**The task**
Tally the lines holding "التجارة" and state only that figure.

**Task input**
____

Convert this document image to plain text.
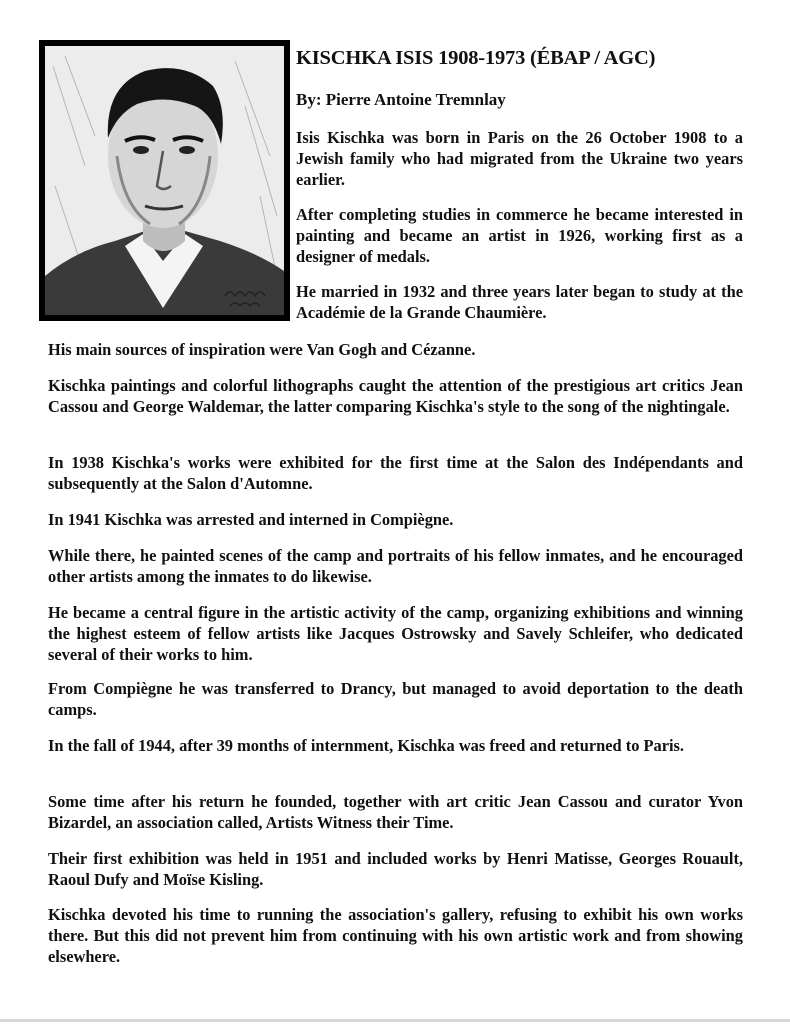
KISCHKA ISIS 1908-1973 (ÉBAP / AGC)
By: Pierre Antoine Tremnlay
Isis Kischka was born in Paris on the 26 October 1908 to a Jewish family who had migrated from the Ukraine two years earlier.
After completing studies in commerce he became interested in painting and became an artist in 1926, working first as a designer of medals.
He married in 1932 and three years later began to study at the Académie de la Grande Chaumière.
His main sources of inspiration were Van Gogh and Cézanne.
Kischka paintings and colorful lithographs caught the attention of the prestigious art critics Jean Cassou and George Waldemar, the latter comparing Kischka's style to the song of the nightingale.
In 1938 Kischka's works were exhibited for the first time at the Salon des Indépendants and subsequently at the Salon d'Automne.
In 1941 Kischka was arrested and interned in Compiègne.
While there, he painted scenes of the camp and portraits of his fellow inmates, and he encouraged other artists among the inmates to do likewise.
He became a central figure in the artistic activity of the camp, organizing exhibitions and winning the highest esteem of fellow artists like Jacques Ostrowsky and Savely Schleifer, who dedicated several of their works to him.
From Compiègne he was transferred to Drancy, but managed to avoid deportation to the death camps.
In the fall of 1944, after 39 months of internment, Kischka was freed and returned to Paris.
Some time after his return he founded, together with art critic Jean Cassou and curator Yvon Bizardel, an association called, Artists Witness their Time.
Their first exhibition was held in 1951 and included works by Henri Matisse, Georges Rouault, Raoul Dufy and Moïse Kisling.
Kischka devoted his time to running the association's gallery, refusing to exhibit his own works there. But this did not prevent him from continuing with his own artistic work and from showing elsewhere.
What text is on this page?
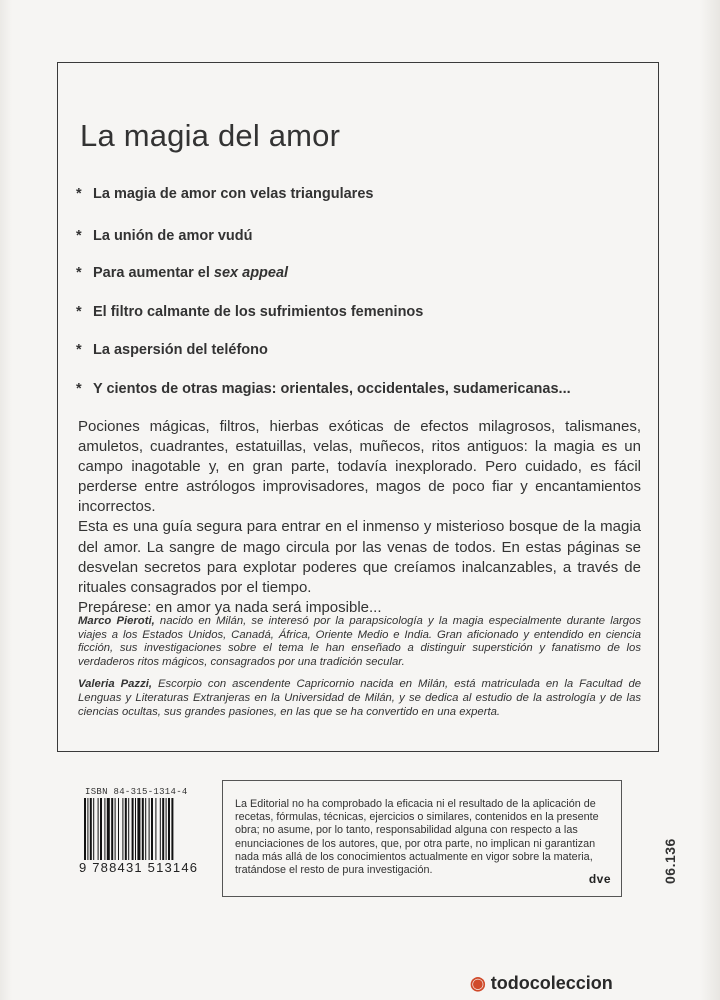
La magia del amor
* La magia de amor con velas triangulares
* La unión de amor vudú
* Para aumentar el sex appeal
* El filtro calmante de los sufrimientos femeninos
* La aspersión del teléfono
* Y cientos de otras magias: orientales, occidentales, sudamericanas...

Pociones mágicas, filtros, hierbas exóticas de efectos milagrosos, talismanes, amuletos, cuadrantes, estatuillas, velas, muñecos, ritos antiguos: la magia es un campo inagotable y, en gran parte, todavía inexplorado. Pero cuidado, es fácil perderse entre astrólogos improvisadores, magos de poco fiar y encantamientos incorrectos.

Esta es una guía segura para entrar en el inmenso y misterioso bosque de la magia del amor. La sangre de mago circula por las venas de todos. En estas páginas se desvelan secretos para explotar poderes que creíamos inalcanzables, a través de rituales consagrados por el tiempo.

Prepárese: en amor ya nada será imposible...

Marco Pieroti, nacido en Milán, se interesó por la parapsicología y la magia especialmente durante largos viajes a los Estados Unidos, Canadá, África, Oriente Medio e India. Gran aficionado y entendido en ciencia ficción, sus investigaciones sobre el tema le han enseñado a distinguir superstición y fanatismo de los verdaderos ritos mágicos, consagrados por una tradición secular.

Valeria Pazzi, Escorpio con ascendente Capricornio nacida en Milán, está matriculada en la Facultad de Lenguas y Literaturas Extranjeras en la Universidad de Milán, y se dedica al estudio de la astrología y de las ciencias ocultas, sus grandes pasiones, en las que se ha convertido en una experta.

ISBN 84-315-1314-4
9 788431 513146
La Editorial no ha comprobado la eficacia ni el resultado de la aplicación de recetas, fórmulas, técnicas, ejercicios o similares, contenidos en la presente obra; no asume, por lo tanto, responsabilidad alguna con respecto a las enunciaciones de los autores, que, por otra parte, no implican ni garantizan nada más allá de los conocimientos actualmente en vigor sobre la materia, tratándose el resto de pura investigación.
dve	06.136
◉ todocoleccion
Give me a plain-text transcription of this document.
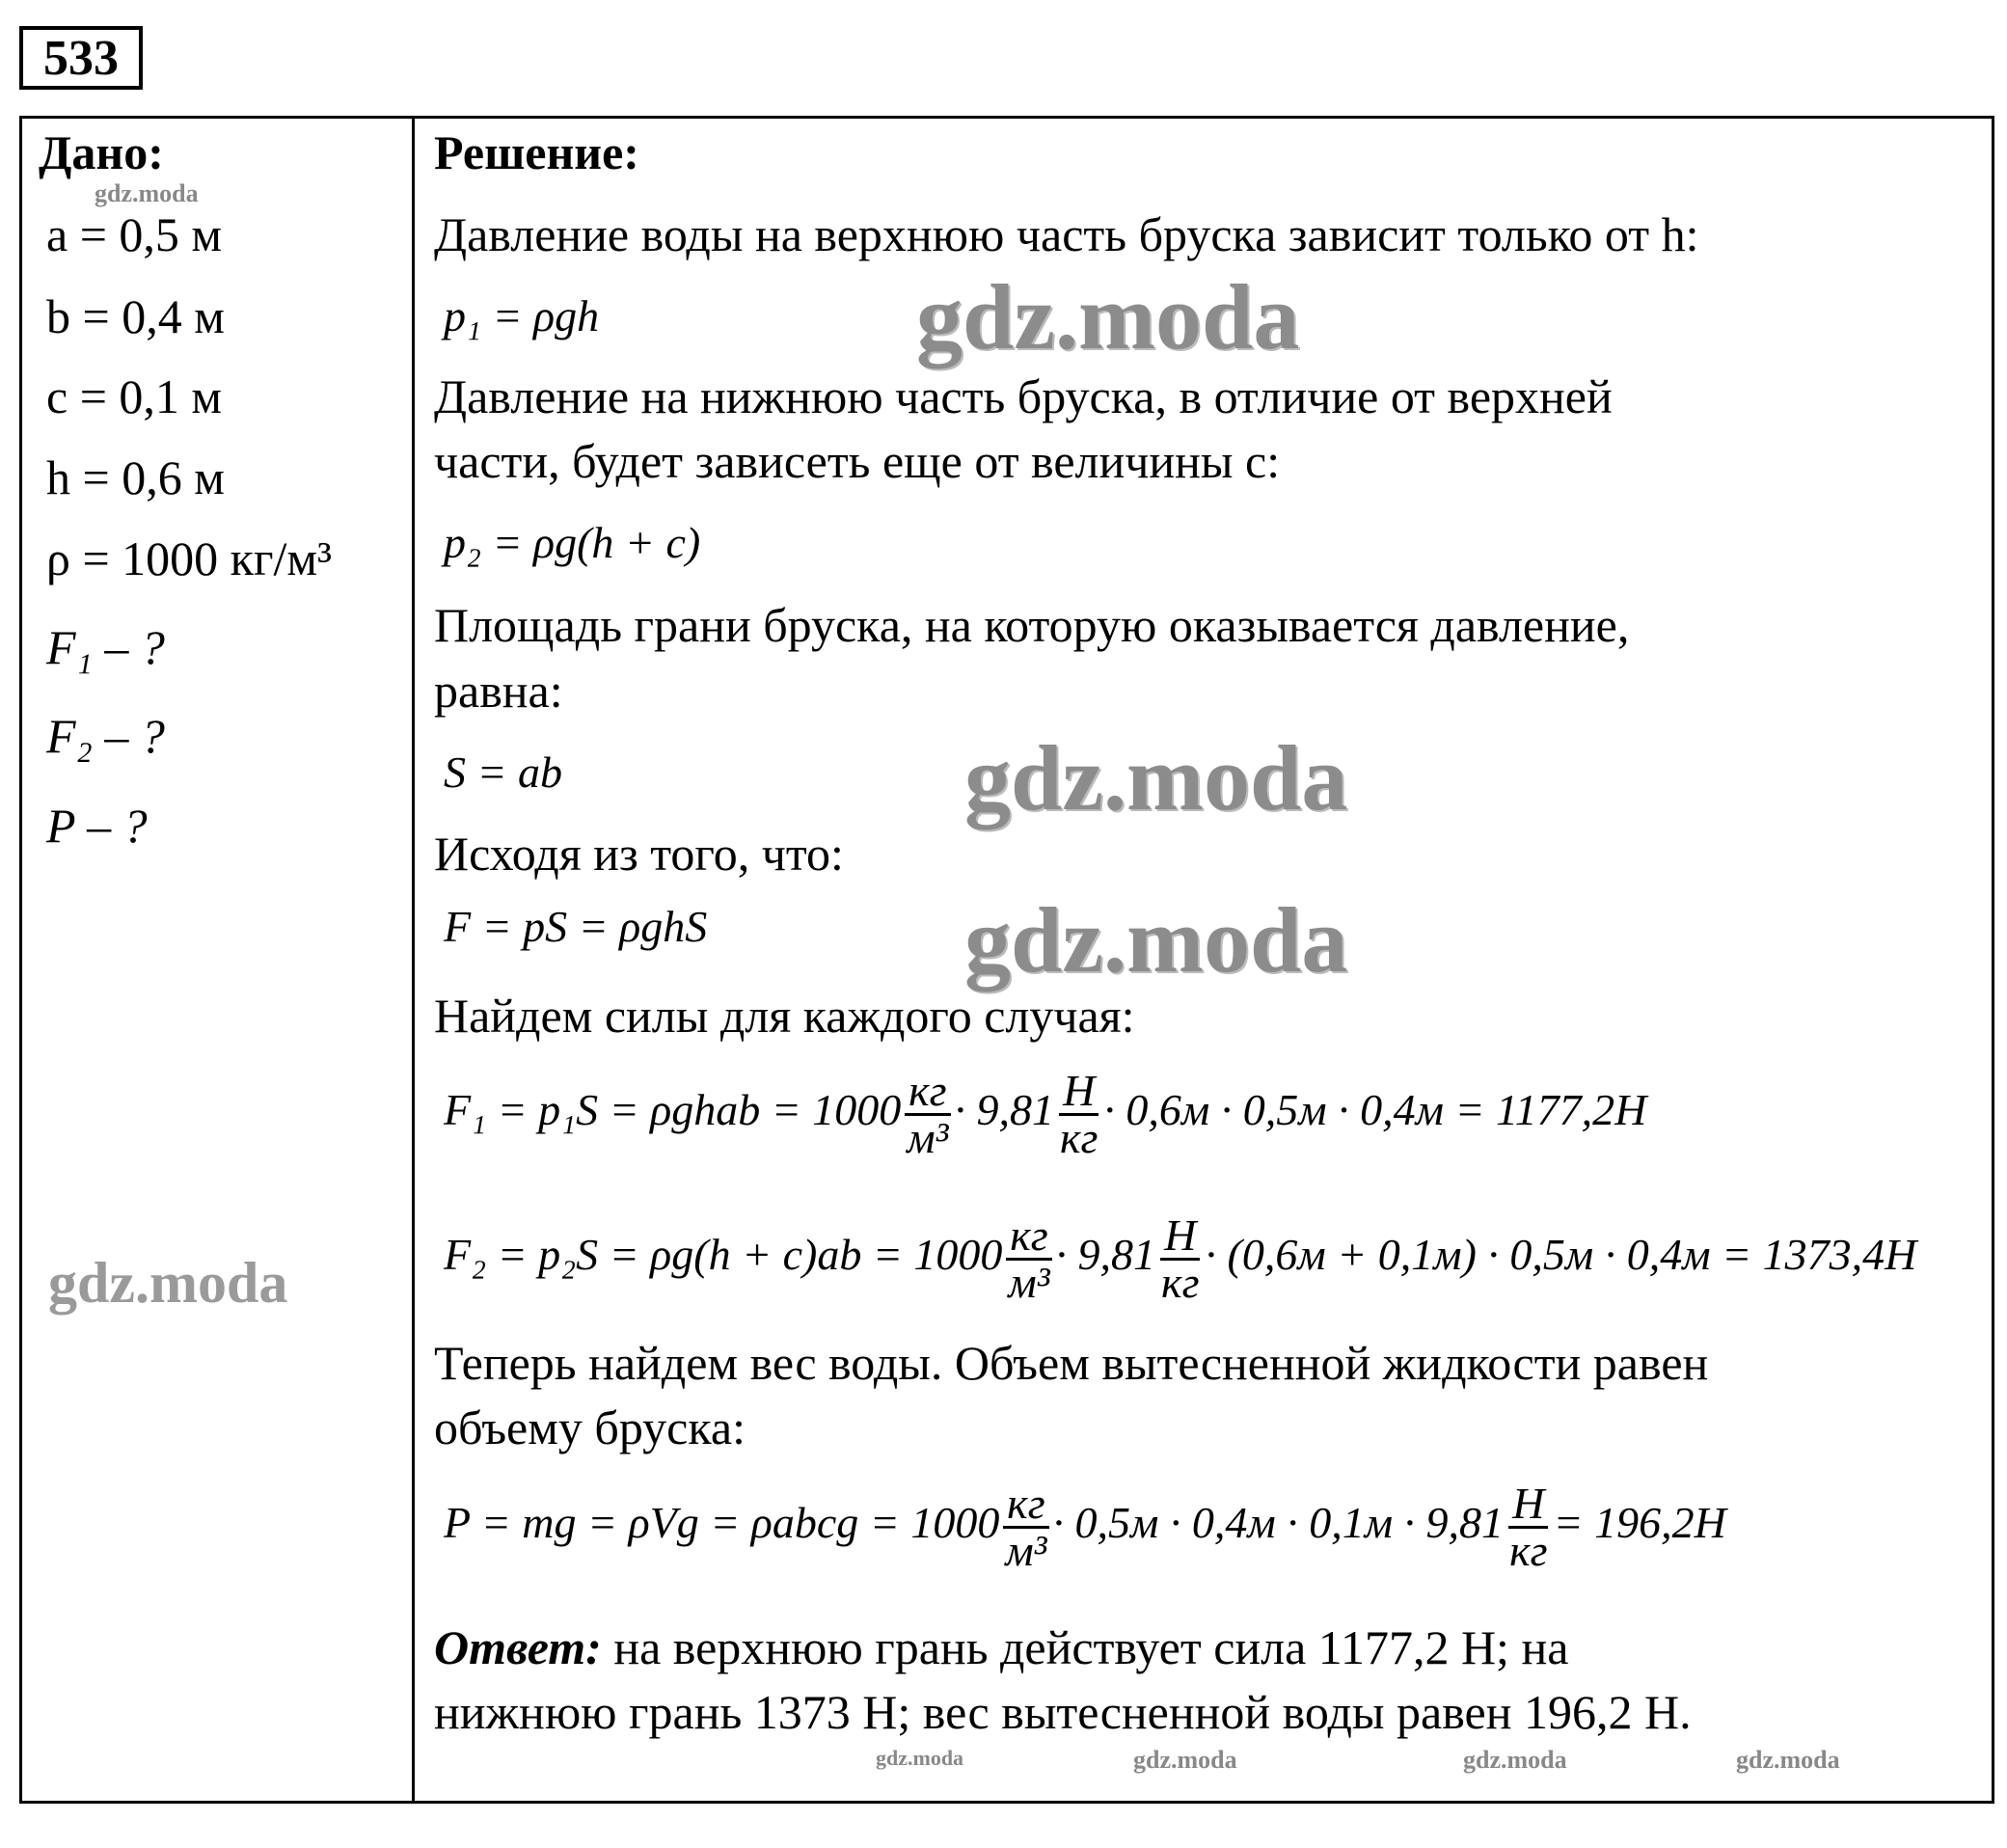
533
Дано:
a = 0,5 м
b = 0,4 м
c = 0,1 м
h = 0,6 м
ρ = 1000 кг/м³
F₁ – ?
F₂ – ?
P – ?
Решение:
Давление воды на верхнюю часть бруска зависит только от h:
p₁ = ρgh
Давление на нижнюю часть бруска, в отличие от верхней
части, будет зависеть еще от величины с:
p₂ = ρg(h + c)
Площадь грани бруска, на которую оказывается давление,
равна:
S = ab
Исходя из того, что:
F = pS = ρghS
Найдем силы для каждого случая:
F₁ = p₁S = ρghab = $1000 \frac{кг}{\text{м³}} \cdot 9,81 \frac{Н}{кг} \cdot 0,6м \cdot 0,5м \cdot 0,4м = 1177,2Н$
$F_2 = p_2S = \rho g(h + c)ab = 1000 \frac{кг}{\text{м³}} \cdot 9,81 \frac{Н}{кг} \cdot (0,6м + 0,1м) \cdot 0,5м \cdot 0,4м = 1373,4Н$
Теперь найдем вес воды. Объем вытесненной жидкости равен
объему бруска:
P = mg = ρVg = ρabcg = $1000 \frac{кг}{\text{м³}} \cdot 0,5м \cdot 0,4м \cdot 0,1м \cdot 9,81 \frac{Н}{кг} = 196,2Н$
Ответ: на верхнюю грань действует сила 1177,2 Н; на
нижнюю грань 1373 Н; вес вытесненной воды равен 196,2 Н.
gdz.moda
gdz.moda
gdz.moda
gdz.moda
gdz.moda
gdz.moda
gdz.moda	gdz.moda	gdz.moda
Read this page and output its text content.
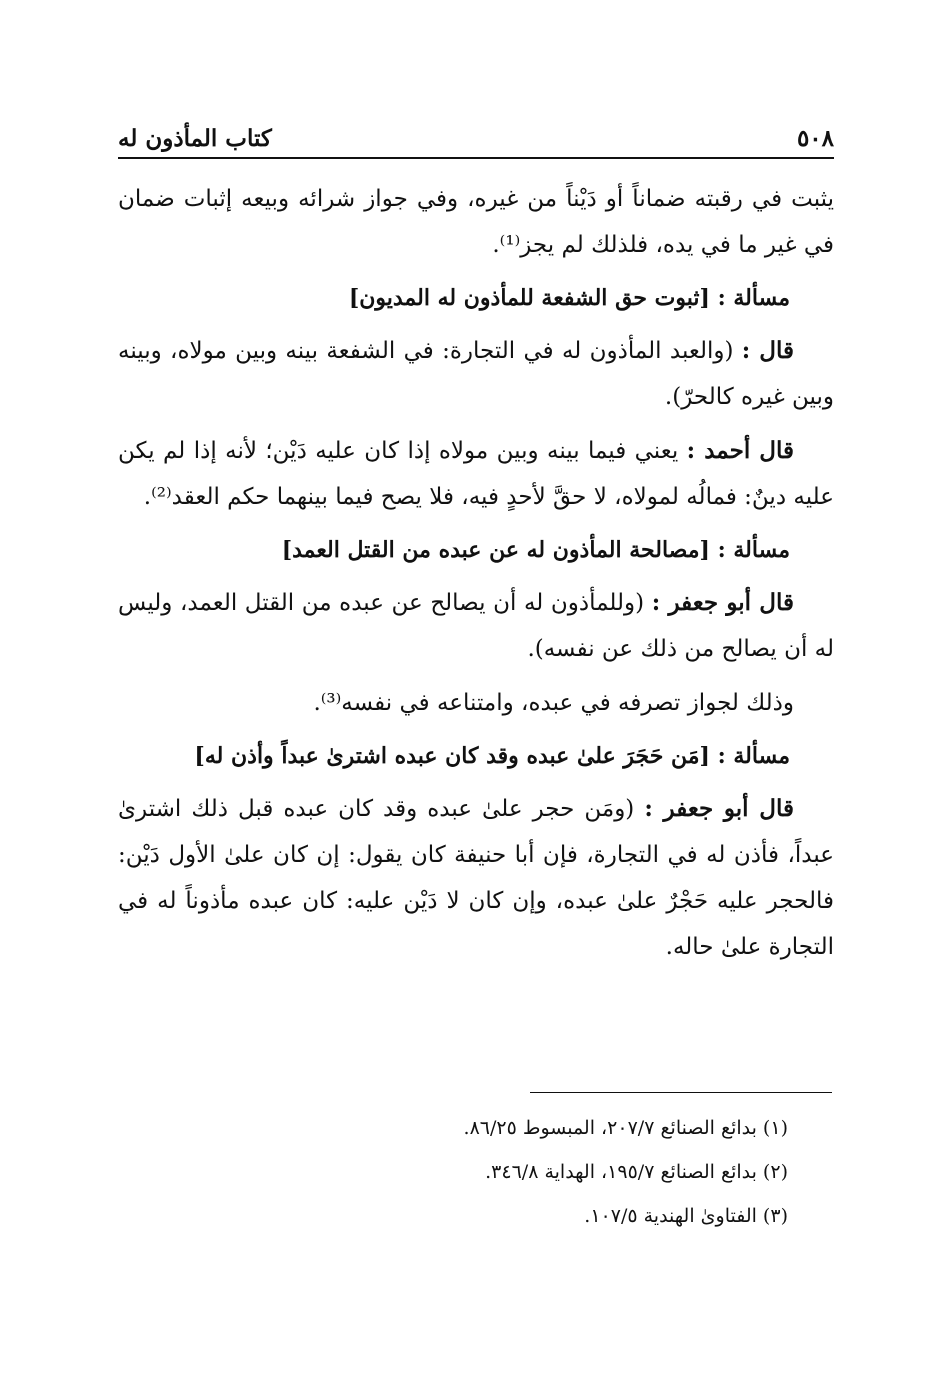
٥٠٨
كتاب المأذون له

يثبت في رقبته ضماناً أو دَيْناً من غيره، وفي جواز شرائه وبيعه إثبات ضمان في غير ما في يده، فلذلك لم يجز⁽¹⁾.

مسألة : [ثبوت حق الشفعة للمأذون له المديون]

قال : (والعبد المأذون له في التجارة: في الشفعة بينه وبين مولاه، وبينه وبين غيره كالحرّ).

قال أحمد : يعني فيما بينه وبين مولاه إذا كان عليه دَيْن؛ لأنه إذا لم يكن عليه دينٌ: فمالُه لمولاه، لا حقَّ لأحدٍ فيه، فلا يصح فيما بينهما حكم العقد⁽²⁾.

مسألة : [مصالحة المأذون له عن عبده من القتل العمد]

قال أبو جعفر : (وللمأذون له أن يصالح عن عبده من القتل العمد، وليس له أن يصالح من ذلك عن نفسه).

وذلك لجواز تصرفه في عبده، وامتناعه في نفسه⁽³⁾.

مسألة : [مَن حَجَرَ علىٰ عبده وقد كان عبده اشترىٰ عبداً وأذن له]

قال أبو جعفر : (ومَن حجر علىٰ عبده وقد كان عبده قبل ذلك اشترىٰ عبداً، فأذن له في التجارة، فإن أبا حنيفة كان يقول: إن كان علىٰ الأول دَيْن: فالحجر عليه حَجْرٌ علىٰ عبده، وإن كان لا دَيْن عليه: كان عبده مأذوناً له في التجارة علىٰ حاله.

(١) بدائع الصنائع ٢٠٧/٧، المبسوط ٨٦/٢٥.
(٢) بدائع الصنائع ١٩٥/٧، الهداية ٣٤٦/٨.
(٣) الفتاوىٰ الهندية ١٠٧/٥.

____

**Solved problem**
2